> _Data excerpts_
########

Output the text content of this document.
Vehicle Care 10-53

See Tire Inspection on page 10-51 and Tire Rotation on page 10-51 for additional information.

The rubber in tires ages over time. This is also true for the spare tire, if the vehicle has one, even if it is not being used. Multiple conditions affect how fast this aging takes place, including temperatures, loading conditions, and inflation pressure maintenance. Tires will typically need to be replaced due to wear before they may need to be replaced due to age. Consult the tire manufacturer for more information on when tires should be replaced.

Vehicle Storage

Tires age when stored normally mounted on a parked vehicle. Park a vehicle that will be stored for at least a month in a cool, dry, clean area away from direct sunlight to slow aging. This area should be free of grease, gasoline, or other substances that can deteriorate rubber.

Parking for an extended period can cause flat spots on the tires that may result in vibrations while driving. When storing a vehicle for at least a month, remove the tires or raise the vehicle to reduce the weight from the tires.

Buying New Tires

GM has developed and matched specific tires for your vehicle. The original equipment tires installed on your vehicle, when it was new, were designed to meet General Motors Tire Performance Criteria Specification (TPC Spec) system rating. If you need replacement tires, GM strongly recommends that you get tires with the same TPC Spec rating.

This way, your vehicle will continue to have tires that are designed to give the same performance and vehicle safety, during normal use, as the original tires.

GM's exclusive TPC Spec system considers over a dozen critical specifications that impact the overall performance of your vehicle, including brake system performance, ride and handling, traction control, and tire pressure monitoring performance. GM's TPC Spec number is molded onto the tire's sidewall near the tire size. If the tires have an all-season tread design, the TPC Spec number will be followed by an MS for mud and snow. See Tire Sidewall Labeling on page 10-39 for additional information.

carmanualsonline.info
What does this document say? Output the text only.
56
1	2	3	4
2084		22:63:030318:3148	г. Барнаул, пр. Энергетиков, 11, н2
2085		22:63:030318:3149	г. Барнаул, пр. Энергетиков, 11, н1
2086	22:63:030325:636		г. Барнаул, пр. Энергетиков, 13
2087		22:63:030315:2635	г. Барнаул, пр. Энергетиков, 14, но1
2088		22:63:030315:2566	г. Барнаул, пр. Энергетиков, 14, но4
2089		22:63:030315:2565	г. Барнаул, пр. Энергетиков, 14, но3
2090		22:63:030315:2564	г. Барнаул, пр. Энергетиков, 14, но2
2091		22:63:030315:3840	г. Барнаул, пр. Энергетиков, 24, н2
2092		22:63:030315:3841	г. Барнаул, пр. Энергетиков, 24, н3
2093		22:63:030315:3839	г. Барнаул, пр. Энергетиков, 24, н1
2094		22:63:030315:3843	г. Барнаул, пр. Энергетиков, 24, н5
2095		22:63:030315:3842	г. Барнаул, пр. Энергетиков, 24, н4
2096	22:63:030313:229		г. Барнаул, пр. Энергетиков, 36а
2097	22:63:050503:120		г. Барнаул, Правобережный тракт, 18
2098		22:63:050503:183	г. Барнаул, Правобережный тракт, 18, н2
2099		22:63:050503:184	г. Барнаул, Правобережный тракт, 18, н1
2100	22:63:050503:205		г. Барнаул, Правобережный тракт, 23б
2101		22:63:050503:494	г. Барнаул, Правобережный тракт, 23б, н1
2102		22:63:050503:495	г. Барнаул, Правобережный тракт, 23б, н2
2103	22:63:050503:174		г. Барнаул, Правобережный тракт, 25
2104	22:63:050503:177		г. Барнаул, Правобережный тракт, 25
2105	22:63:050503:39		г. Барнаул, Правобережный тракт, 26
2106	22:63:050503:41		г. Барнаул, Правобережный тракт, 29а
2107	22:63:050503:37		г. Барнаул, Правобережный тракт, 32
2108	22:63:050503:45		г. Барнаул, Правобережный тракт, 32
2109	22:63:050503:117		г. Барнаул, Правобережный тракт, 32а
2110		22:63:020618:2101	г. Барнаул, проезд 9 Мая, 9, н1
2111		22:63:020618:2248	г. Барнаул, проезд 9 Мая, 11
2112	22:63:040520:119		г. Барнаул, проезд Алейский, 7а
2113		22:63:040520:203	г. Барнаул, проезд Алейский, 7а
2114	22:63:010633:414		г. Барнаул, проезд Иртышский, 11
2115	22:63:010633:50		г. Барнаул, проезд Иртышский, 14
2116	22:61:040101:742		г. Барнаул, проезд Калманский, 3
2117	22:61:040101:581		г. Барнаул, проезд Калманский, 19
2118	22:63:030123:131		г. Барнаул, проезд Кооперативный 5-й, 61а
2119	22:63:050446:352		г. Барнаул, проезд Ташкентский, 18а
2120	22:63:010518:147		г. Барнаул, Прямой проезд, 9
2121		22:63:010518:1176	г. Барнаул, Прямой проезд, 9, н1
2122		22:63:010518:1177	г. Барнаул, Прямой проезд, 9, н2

########

> _Aim of the exercise_
Produce an exact copy of all the records.

> _Full output_
Output the text content of this document.
Vehicle Care 10-53

See Tire Inspection on page 10-51 and Tire Rotation on page 10-51 for additional information.

The rubber in tires ages over time. This is also true for the spare tire, if the vehicle has one, even if it is not being used. Multiple conditions affect how fast this aging takes place, including temperatures, loading conditions, and inflation pressure maintenance. Tires will typically need to be replaced due to wear before they may need to be replaced due to age. Consult the tire manufacturer for more information on when tires should be replaced.

Vehicle Storage

Tires age when stored normally mounted on a parked vehicle. Park a vehicle that will be stored for at least a month in a cool, dry, clean area away from direct sunlight to slow aging. This area should be free of grease, gasoline, or other substances that can deteriorate rubber.

Parking for an extended period can cause flat spots on the tires that may result in vibrations while driving. When storing a vehicle for at least a month, remove the tires or raise the vehicle to reduce the weight from the tires.

Buying New Tires

GM has developed and matched specific tires for your vehicle. The original equipment tires installed on your vehicle, when it was new, were designed to meet General Motors Tire Performance Criteria Specification (TPC Spec) system rating. If you need replacement tires, GM strongly recommends that you get tires with the same TPC Spec rating.

This way, your vehicle will continue to have tires that are designed to give the same performance and vehicle safety, during normal use, as the original tires.

GM's exclusive TPC Spec system considers over a dozen critical specifications that impact the overall performance of your vehicle, including brake system performance, ride and handling, traction control, and tire pressure monitoring performance. GM's TPC Spec number is molded onto the tire's sidewall near the tire size. If the tires have an all-season tread design, the TPC Spec number will be followed by an MS for mud and snow. See Tire Sidewall Labeling on page 10-39 for additional information.

carmanualsonline.info
What does this document say? Output the text only.
56
1	2	3	4
2084		22:63:030318:3148	г. Барнаул, пр. Энергетиков, 11, н2
2085		22:63:030318:3149	г. Барнаул, пр. Энергетиков, 11, н1
2086	22:63:030325:636		г. Барнаул, пр. Энергетиков, 13
2087		22:63:030315:2635	г. Барнаул, пр. Энергетиков, 14, но1
2088		22:63:030315:2566	г. Барнаул, пр. Энергетиков, 14, но4
2089		22:63:030315:2565	г. Барнаул, пр. Энергетиков, 14, но3
2090		22:63:030315:2564	г. Барнаул, пр. Энергетиков, 14, но2
2091		22:63:030315:3840	г. Барнаул, пр. Энергетиков, 24, н2
2092		22:63:030315:3841	г. Барнаул, пр. Энергетиков, 24, н3
2093		22:63:030315:3839	г. Барнаул, пр. Энергетиков, 24, н1
2094		22:63:030315:3843	г. Барнаул, пр. Энергетиков, 24, н5
2095		22:63:030315:3842	г. Барнаул, пр. Энергетиков, 24, н4
2096	22:63:030313:229		г. Барнаул, пр. Энергетиков, 36а
2097	22:63:050503:120		г. Барнаул, Правобережный тракт, 18
2098		22:63:050503:183	г. Барнаул, Правобережный тракт, 18, н2
2099		22:63:050503:184	г. Барнаул, Правобережный тракт, 18, н1
2100	22:63:050503:205		г. Барнаул, Правобережный тракт, 23б
2101		22:63:050503:494	г. Барнаул, Правобережный тракт, 23б, н1
2102		22:63:050503:495	г. Барнаул, Правобережный тракт, 23б, н2
2103	22:63:050503:174		г. Барнаул, Правобережный тракт, 25
2104	22:63:050503:177		г. Барнаул, Правобережный тракт, 25
2105	22:63:050503:39		г. Барнаул, Правобережный тракт, 26
2106	22:63:050503:41		г. Барнаул, Правобережный тракт, 29а
2107	22:63:050503:37		г. Барнаул, Правобережный тракт, 32
2108	22:63:050503:45		г. Барнаул, Правобережный тракт, 32
2109	22:63:050503:117		г. Барнаул, Правобережный тракт, 32а
2110		22:63:020618:2101	г. Барнаул, проезд 9 Мая, 9, н1
2111		22:63:020618:2248	г. Барнаул, проезд 9 Мая, 11
2112	22:63:040520:119		г. Барнаул, проезд Алейский, 7а
2113		22:63:040520:203	г. Барнаул, проезд Алейский, 7а
2114	22:63:010633:414		г. Барнаул, проезд Иртышский, 11
2115	22:63:010633:50		г. Барнаул, проезд Иртышский, 14
2116	22:61:040101:742		г. Барнаул, проезд Калманский, 3
2117	22:61:040101:581		г. Барнаул, проезд Калманский, 19
2118	22:63:030123:131		г. Барнаул, проезд Кооперативный 5-й, 61а
2119	22:63:050446:352		г. Барнаул, проезд Ташкентский, 18а
2120	22:63:010518:147		г. Барнаул, Прямой проезд, 9
2121		22:63:010518:1176	г. Барнаул, Прямой проезд, 9, н1
2122		22:63:010518:1177	г. Барнаул, Прямой проезд, 9, н2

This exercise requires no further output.